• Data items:
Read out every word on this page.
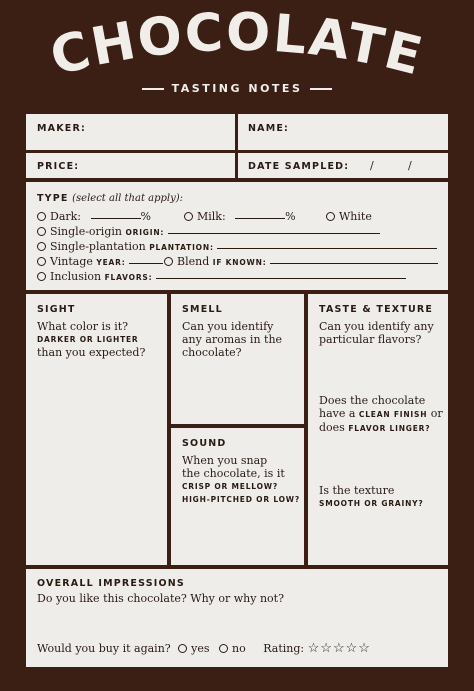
CHOCOLATE
TASTING NOTES
MAKER:	NAME:
PRICE:	DATE SAMPLED: /	/
TYPE (select all that apply):
Dark:	%	Milk:	%	White
Single-origin ORIGIN:
Single-plantation PLANTATION:
Vintage YEAR:	Blend IF KNOWN:
Inclusion FLAVORS:
SIGHT
What color is it?
DARKER OR LIGHTER
than you expected?
SMELL
Can you identify
any aromas in the
chocolate?
SOUND
When you snap
the chocolate, is it
CRISP OR MELLOW?
HIGH-PITCHED OR LOW?
TASTE & TEXTURE
Can you identify any
particular flavors?
Does the chocolate
have a CLEAN FINISH or
does FLAVOR LINGER?
Is the texture
SMOOTH OR GRAINY?
OVERALL IMPRESSIONS
Do you like this chocolate? Why or why not?
Would you buy it again? yes no Rating: ☆☆☆☆☆
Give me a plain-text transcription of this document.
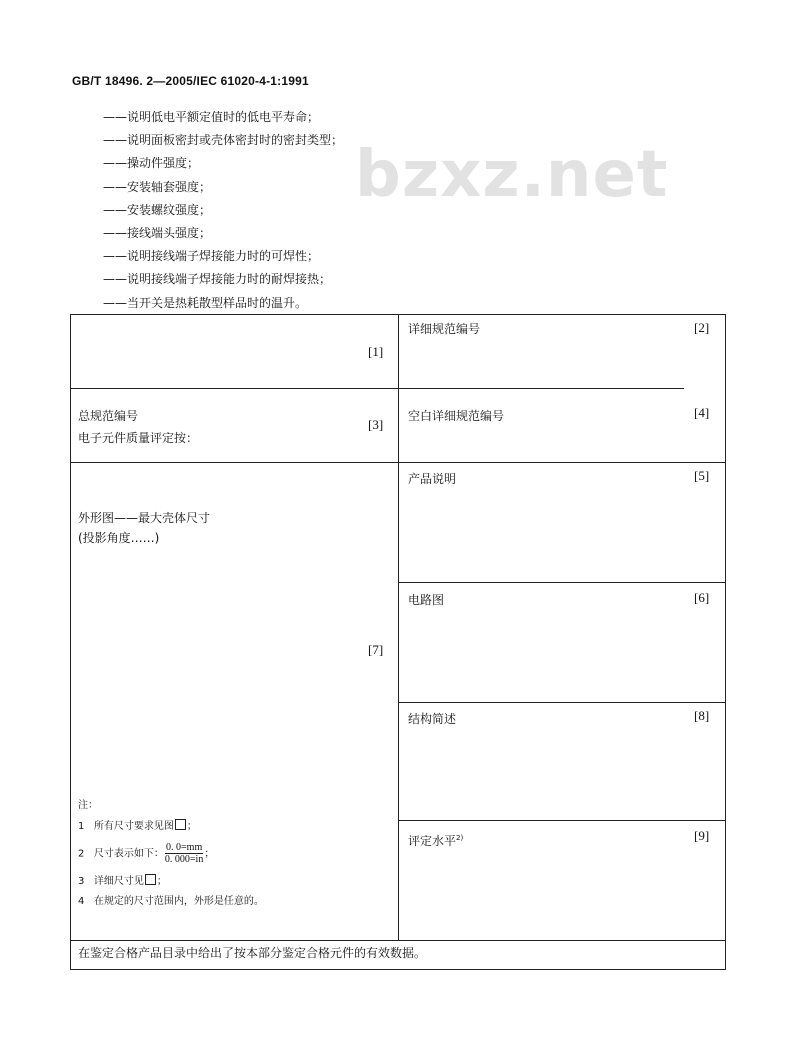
GB/T 18496. 2—2005/IEC 61020-4-1:1991
bzxz.net
——说明低电平额定值时的低电平寿命；
——说明面板密封或壳体密封时的密封类型；
——操动件强度；
——安装轴套强度；
——安装螺纹强度；
——接线端头强度；
——说明接线端子焊接能力时的可焊性；
——说明接线端子焊接能力时的耐焊接热；
——当开关是热耗散型样品时的温升。
[1]
详细规范编号	[2]
总规范编号
电子元件质量评定按：
[3]
空白详细规范编号	[4]
产品说明	[5]
外形图——最大壳体尺寸
(投影角度……)
[7]
注：
1 所有尺寸要求见图 ；
2 尺寸表示如下： $\frac{0. 0=mm}{0. 000=in}$ ；
3 详细尺寸见 ；
4 在规定的尺寸范围内，外形是任意的。
电路图	[6]
结构简述	[8]
评定水平$^{2)}$	[9]
在鉴定合格产品目录中给出了按本部分鉴定合格元件的有效数据。
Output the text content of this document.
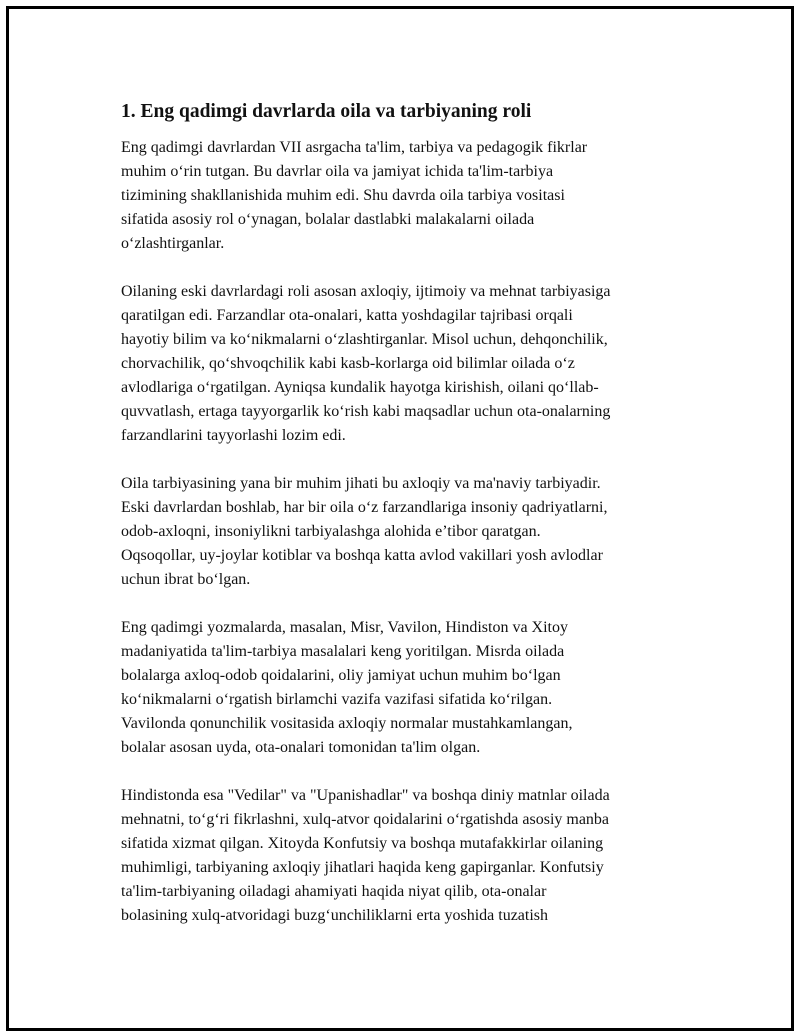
1. Eng qadimgi davrlarda oila va tarbiyaning roli
Eng qadimgi davrlardan VII asrgacha ta'lim, tarbiya va pedagogik fikrlar
muhim o‘rin tutgan. Bu davrlar oila va jamiyat ichida ta'lim-tarbiya
tizimining shakllanishida muhim edi. Shu davrda oila tarbiya vositasi
sifatida asosiy rol o‘ynagan, bolalar dastlabki malakalarni oilada
o‘zlashtirganlar.
Oilaning eski davrlardagi roli asosan axloqiy, ijtimoiy va mehnat tarbiyasiga
qaratilgan edi. Farzandlar ota-onalari, katta yoshdagilar tajribasi orqali
hayotiy bilim va ko‘nikmalarni o‘zlashtirganlar. Misol uchun, dehqonchilik,
chorvachilik, qo‘shvoqchilik kabi kasb-korlarga oid bilimlar oilada o‘z
avlodlariga o‘rgatilgan. Ayniqsa kundalik hayotga kirishish, oilani qo‘llab-
quvvatlash, ertaga tayyorgarlik ko‘rish kabi maqsadlar uchun ota-onalarning
farzandlarini tayyorlashi lozim edi.
Oila tarbiyasining yana bir muhim jihati bu axloqiy va ma'naviy tarbiyadir.
Eski davrlardan boshlab, har bir oila o‘z farzandlariga insoniy qadriyatlarni,
odob-axloqni, insoniylikni tarbiyalashga alohida e’tibor qaratgan.
Oqsoqollar, uy-joylar kotiblar va boshqa katta avlod vakillari yosh avlodlar
uchun ibrat bo‘lgan.
Eng qadimgi yozmalarda, masalan, Misr, Vavilon, Hindiston va Xitoy
madaniyatida ta'lim-tarbiya masalalari keng yoritilgan. Misrda oilada
bolalarga axloq-odob qoidalarini, oliy jamiyat uchun muhim bo‘lgan
ko‘nikmalarni o‘rgatish birlamchi vazifa vazifasi sifatida ko‘rilgan.
Vavilonda qonunchilik vositasida axloqiy normalar mustahkamlangan,
bolalar asosan uyda, ota-onalari tomonidan ta'lim olgan.
Hindistonda esa "Vedilar" va "Upanishadlar" va boshqa diniy matnlar oilada
mehnatni, to‘g‘ri fikrlashni, xulq-atvor qoidalarini o‘rgatishda asosiy manba
sifatida xizmat qilgan. Xitoyda Konfutsiy va boshqa mutafakkirlar oilaning
muhimligi, tarbiyaning axloqiy jihatlari haqida keng gapirganlar. Konfutsiy
ta'lim-tarbiyaning oiladagi ahamiyati haqida niyat qilib, ota-onalar
bolasining xulq-atvoridagi buzg‘unchiliklarni erta yoshida tuzatish
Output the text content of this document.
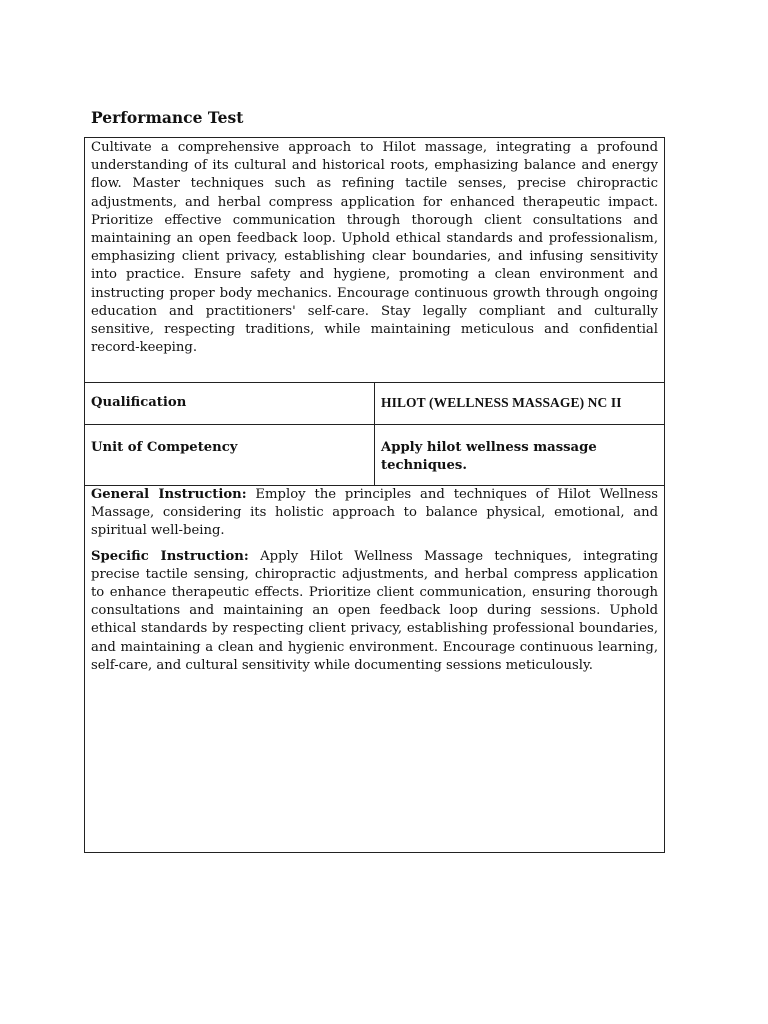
Performance Test
Cultivate a comprehensive approach to Hilot massage, integrating a profound understanding of its cultural and historical roots, emphasizing balance and energy flow. Master techniques such as refining tactile senses, precise chiropractic adjustments, and herbal compress application for enhanced therapeutic impact. Prioritize effective communication through thorough client consultations and maintaining an open feedback loop. Uphold ethical standards and professionalism, emphasizing client privacy, establishing clear boundaries, and infusing sensitivity into practice. Ensure safety and hygiene, promoting a clean environment and instructing proper body mechanics. Encourage continuous growth through ongoing education and practitioners' self-care. Stay legally compliant and culturally sensitive, respecting traditions, while maintaining meticulous and confidential record-keeping.	
Qualification	HILOT (WELLNESS MASSAGE) NC II
Unit of Competency	Apply hilot wellness massage techniques.

General Instruction: Employ the principles and techniques of Hilot Wellness Massage, considering its holistic approach to balance physical, emotional, and spiritual well-being.

Specific Instruction: Apply Hilot Wellness Massage techniques, integrating precise tactile sensing, chiropractic adjustments, and herbal compress application to enhance therapeutic effects. Prioritize client communication, ensuring thorough consultations and maintaining an open feedback loop during sessions. Uphold ethical standards by respecting client privacy, establishing professional boundaries, and maintaining a clean and hygienic environment. Encourage continuous learning, self-care, and cultural sensitivity while documenting sessions meticulously.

• What the exercise asks:
Show each line of the listing that holds the string "techniques".

• Exercise answer:
Cultivate a comprehensive approach to Hilot massage, integrating a profound understanding of its cultural and historical roots, emphasizing balance and energy flow. Master techniques such as refining tactile senses, precise chiropractic adjustments, and herbal compress application for enhanced therapeutic impact. Prioritize effective communication through thorough client consultations and maintaining an open feedback loop. Uphold ethical standards and professionalism, emphasizing client privacy, establishing clear boundaries, and infusing sensitivity into practice. Ensure safety and hygiene, promoting a clean environment and instructing proper body mechanics. Encourage continuous growth through ongoing education and practitioners' self-care. Stay legally compliant and culturally sensitive, respecting traditions, while maintaining meticulous and confidential record-keeping.	
Unit of Competency	Apply hilot wellness massage techniques.
General Instruction: Employ the principles and techniques of Hilot Wellness Massage, considering its holistic approach to balance physical, emotional, and spiritual well-being.
Specific Instruction: Apply Hilot Wellness Massage techniques, integrating precise tactile sensing, chiropractic adjustments, and herbal compress application to enhance therapeutic effects. Prioritize client communication, ensuring thorough consultations and maintaining an open feedback loop during sessions. Uphold ethical standards by respecting client privacy, establishing professional boundaries, and maintaining a clean and hygienic environment. Encourage continuous learning, self-care, and cultural sensitivity while documenting sessions meticulously.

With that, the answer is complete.